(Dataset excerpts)
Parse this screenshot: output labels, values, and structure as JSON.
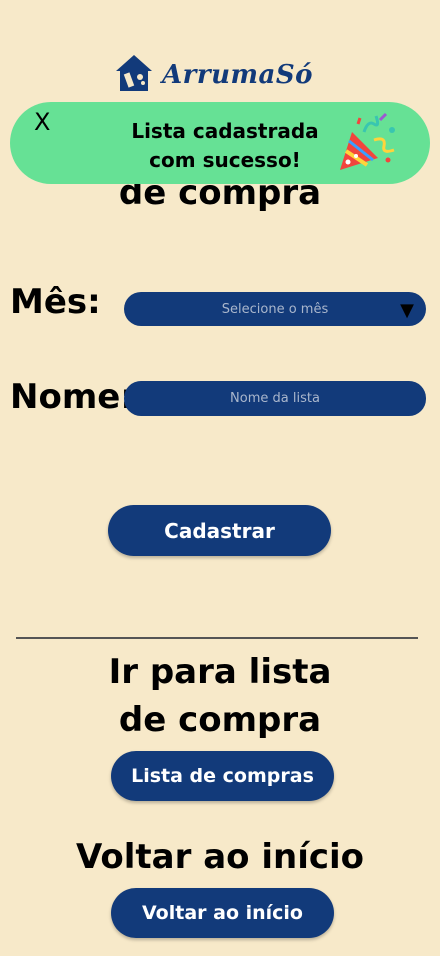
{
  "app": {
    "name": "ArrumaSó"
  },
  "toast": {
    "close_label": "X",
    "line1": "Lista cadastrada",
    "line2": "com sucesso!"
  },
  "page": {
    "title_visible": "de compra"
  },
  "form": {
    "month_label": "Mês:",
    "month_select_placeholder": "Selecione o mês",
    "month_arrow": "▼",
    "name_label": "Nome:",
    "name_placeholder": "Nome da lista",
    "submit_label": "Cadastrar"
  },
  "sections": {
    "go_to_list_line1": "Ir para lista",
    "go_to_list_line2": "de compra",
    "shopping_list_button": "Lista de compras",
    "back_title": "Voltar ao início",
    "back_button": "Voltar ao início"
  },
  "colors": {
    "background": "#f7e9c9",
    "primary": "#123a7a",
    "toast": "#66e195"
  }
}
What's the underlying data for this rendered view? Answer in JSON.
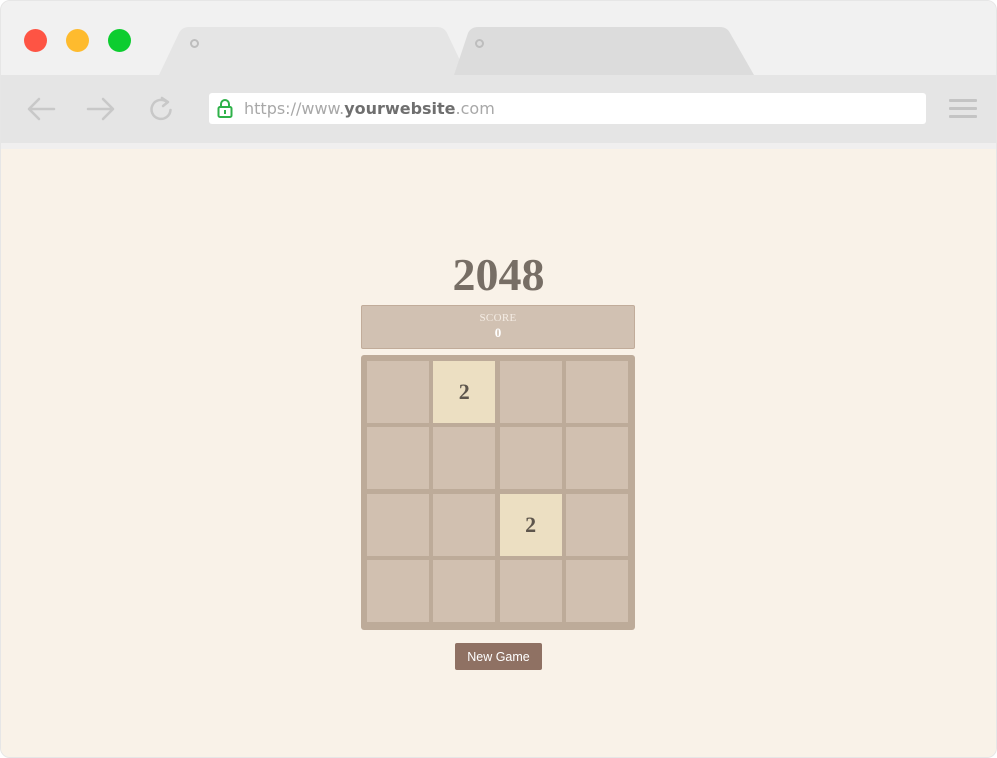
{
  "browser": {
    "window_controls": [
      "close",
      "minimize",
      "maximize"
    ],
    "tabs": [
      {
        "active": true
      },
      {
        "active": false
      }
    ],
    "url": {
      "scheme": "https://www.",
      "host": "yourwebsite",
      "tld": ".com"
    },
    "icons": {
      "back": "back-arrow-icon",
      "forward": "forward-arrow-icon",
      "reload": "reload-icon",
      "lock": "lock-icon",
      "menu": "hamburger-menu-icon"
    },
    "colors": {
      "lock": "#2fb24a",
      "close": "#fe5444",
      "minimize": "#febb2e",
      "maximize": "#0ccd2f"
    }
  },
  "game": {
    "title": "2048",
    "score_label": "SCORE",
    "score": "0",
    "grid": [
      [
        "",
        "2",
        "",
        ""
      ],
      [
        "",
        "",
        "",
        ""
      ],
      [
        "",
        "",
        "2",
        ""
      ],
      [
        "",
        "",
        "",
        ""
      ]
    ],
    "new_game_label": "New Game",
    "colors": {
      "background": "#f9f2e8",
      "board": "#bdab99",
      "empty_cell": "#d1c0b0",
      "tile_2": "#ecdfc2",
      "button": "#8f7163"
    }
  }
}
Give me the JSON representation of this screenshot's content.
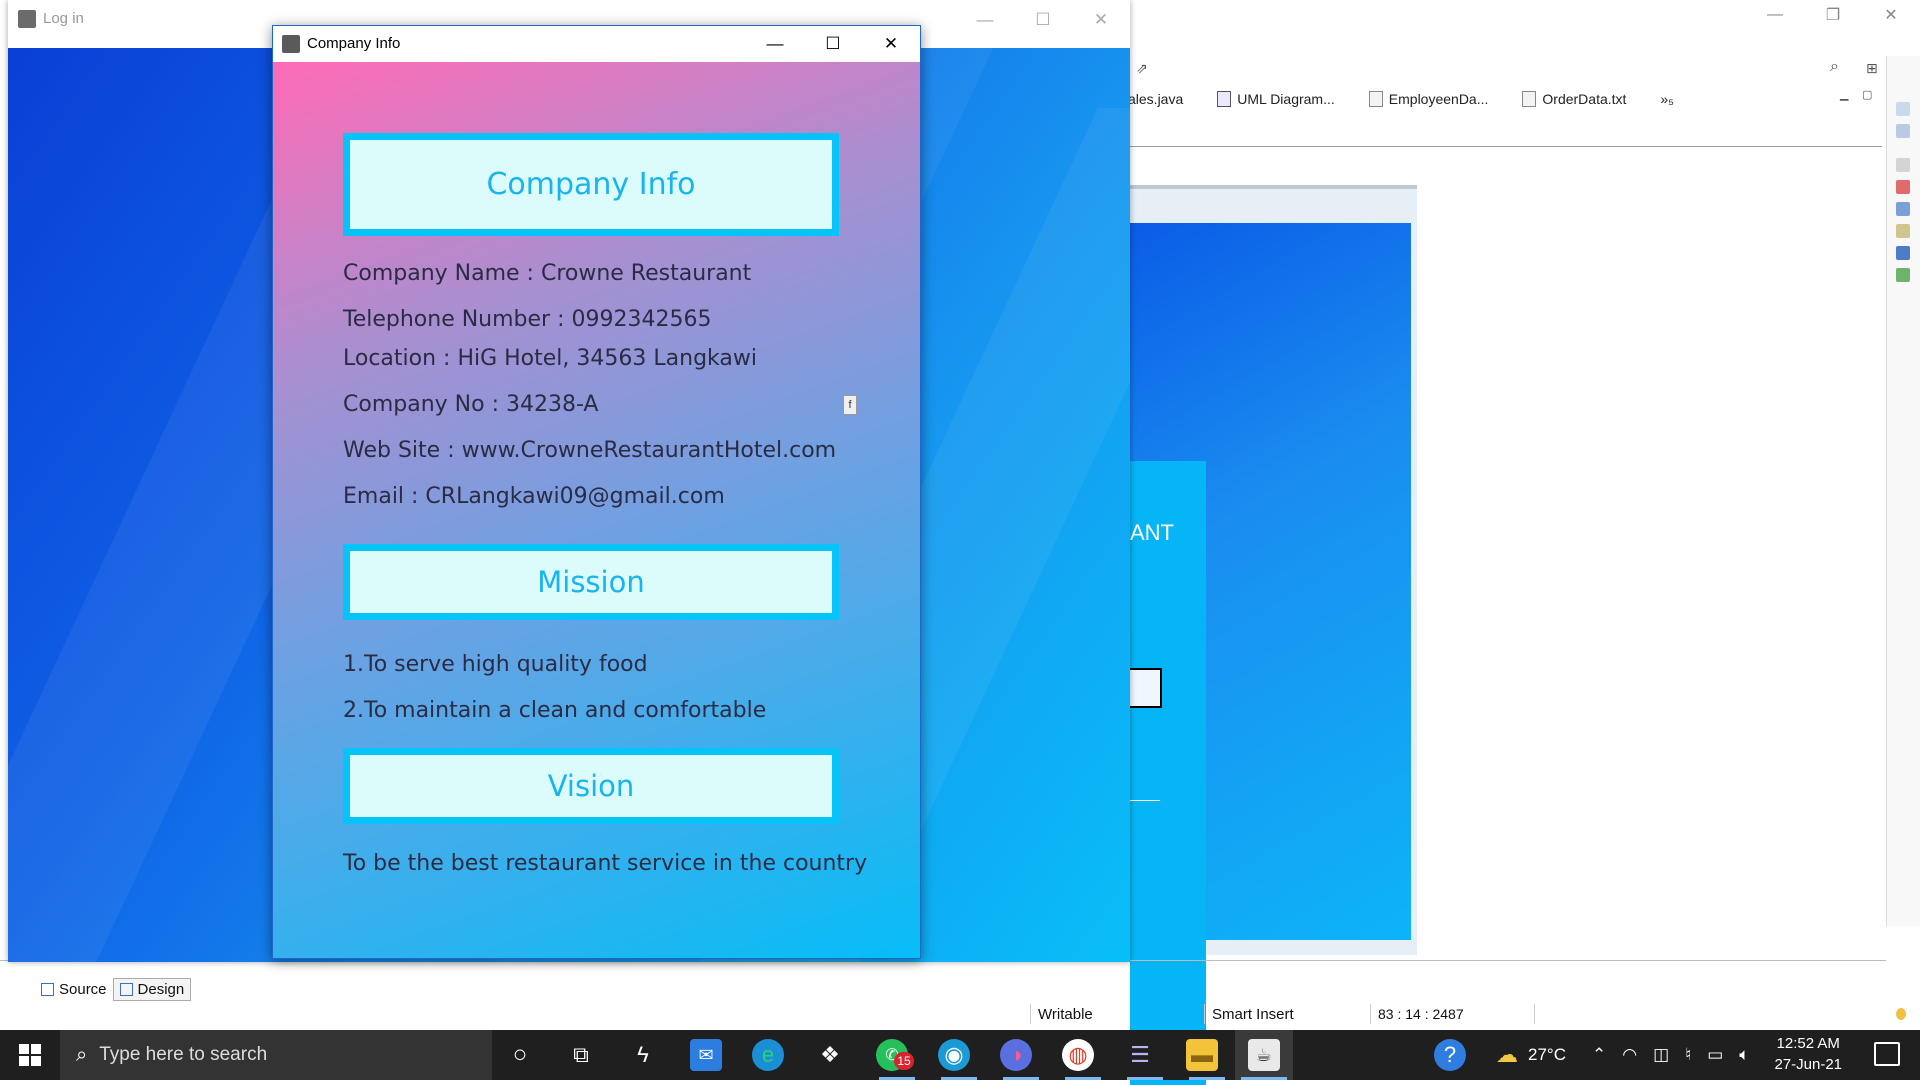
{
  "ide": {
    "editor_tabs": [
      {
        "label": "ales.java"
      },
      {
        "label": "UML Diagram..."
      },
      {
        "label": "EmployeenDa..."
      },
      {
        "label": "OrderData.txt"
      }
    ],
    "more_tabs": "»₅",
    "canvas_partial_text": "ANT",
    "source_tab": "Source",
    "design_tab": "Design",
    "status": {
      "writable": "Writable",
      "insert_mode": "Smart Insert",
      "position": "83 : 14 : 2487"
    }
  },
  "login_window": {
    "title": "Log in"
  },
  "company_window": {
    "title": "Company Info",
    "header": "Company Info",
    "lines": [
      "Company Name : Crowne Restaurant",
      "Telephone Number : 0992342565",
      "Location : HiG Hotel, 34563 Langkawi",
      "Company No : 34238-A",
      "Web Site : www.CrowneRestaurantHotel.com",
      "Email : CRLangkawi09@gmail.com"
    ],
    "small_button": "f",
    "mission_header": "Mission",
    "mission_lines": [
      "1.To serve high quality food",
      "2.To maintain a clean and comfortable"
    ],
    "vision_header": "Vision",
    "vision_line": "To be the best restaurant service in the country"
  },
  "taskbar": {
    "search_placeholder": "Type here to search",
    "whatsapp_badge": "15",
    "temperature": "27°C",
    "time": "12:52 AM",
    "date": "27-Jun-21"
  }
}
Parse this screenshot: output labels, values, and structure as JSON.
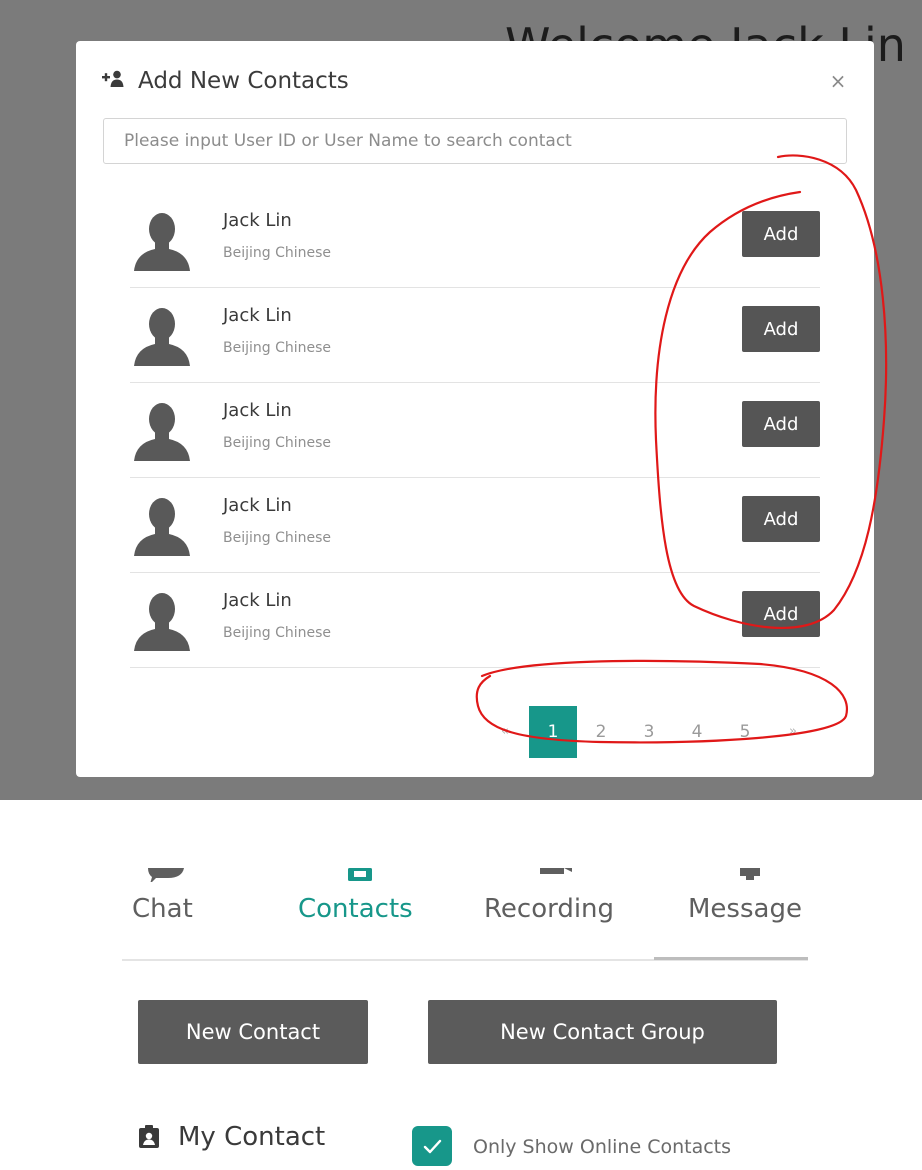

Written exercise – Transcribe the material as is, with images omitted.

Reply –
Parse this screenshot: output labels, values, and structure as JSON.
{
  "app": {
    "name": "ArrumaSó"
  },
  "toast": {
    "close_label": "X",
    "line1": "Lista cadastrada",
    "line2": "com sucesso!"
  },
  "page": {
    "title_visible": "de compra"
  },
  "form": {
    "month_label": "Mês:",
    "month_select_placeholder": "Selecione o mês",
    "month_arrow": "▼",
    "name_label": "Nome:",
    "name_placeholder": "Nome da lista",
    "submit_label": "Cadastrar"
  },
  "sections": {
    "go_to_list_line1": "Ir para lista",
    "go_to_list_line2": "de compra",
    "shopping_list_button": "Lista de compras",
    "back_title": "Voltar ao início",
    "back_button": "Voltar ao início"
  },
  "colors": {
    "background": "#f7e9c9",
    "primary": "#123a7a",
    "toast": "#66e195"
  }
}
What's the underlying data for this rendered view? Answer in JSON.
{
  "browser": {
    "window_controls": [
      "close",
      "minimize",
      "maximize"
    ],
    "tabs": [
      {
        "active": true
      },
      {
        "active": false
      }
    ],
    "url": {
      "scheme": "https://www.",
      "host": "yourwebsite",
      "tld": ".com"
    },
    "icons": {
      "back": "back-arrow-icon",
      "forward": "forward-arrow-icon",
      "reload": "reload-icon",
      "lock": "lock-icon",
      "menu": "hamburger-menu-icon"
    },
    "colors": {
      "lock": "#2fb24a",
      "close": "#fe5444",
      "minimize": "#febb2e",
      "maximize": "#0ccd2f"
    }
  },
  "game": {
    "title": "2048",
    "score_label": "SCORE",
    "score": "0",
    "grid": [
      [
        "",
        "2",
        "",
        ""
      ],
      [
        "",
        "",
        "",
        ""
      ],
      [
        "",
        "",
        "2",
        ""
      ],
      [
        "",
        "",
        "",
        ""
      ]
    ],
    "new_game_label": "New Game",
    "colors": {
      "background": "#f9f2e8",
      "board": "#bdab99",
      "empty_cell": "#d1c0b0",
      "tile_2": "#ecdfc2",
      "button": "#8f7163"
    }
  }
}
Give me the JSON representation of this screenshot's content.
{
  "ide": {
    "editor_tabs": [
      {
        "label": "ales.java"
      },
      {
        "label": "UML Diagram..."
      },
      {
        "label": "EmployeenDa..."
      },
      {
        "label": "OrderData.txt"
      }
    ],
    "more_tabs": "»₅",
    "canvas_partial_text": "ANT",
    "source_tab": "Source",
    "design_tab": "Design",
    "status": {
      "writable": "Writable",
      "insert_mode": "Smart Insert",
      "position": "83 : 14 : 2487"
    }
  },
  "login_window": {
    "title": "Log in"
  },
  "company_window": {
    "title": "Company Info",
    "header": "Company Info",
    "lines": [
      "Company Name : Crowne Restaurant",
      "Telephone Number : 0992342565",
      "Location : HiG Hotel, 34563 Langkawi",
      "Company No : 34238-A",
      "Web Site : www.CrowneRestaurantHotel.com",
      "Email : CRLangkawi09@gmail.com"
    ],
    "small_button": "f",
    "mission_header": "Mission",
    "mission_lines": [
      "1.To serve high quality food",
      "2.To maintain a clean and comfortable"
    ],
    "vision_header": "Vision",
    "vision_line": "To be the best restaurant service in the country"
  },
  "taskbar": {
    "search_placeholder": "Type here to search",
    "whatsapp_badge": "15",
    "temperature": "27°C",
    "time": "12:52 AM",
    "date": "27-Jun-21"
  }
}
Parse this screenshot: output labels, values, and structure as JSON.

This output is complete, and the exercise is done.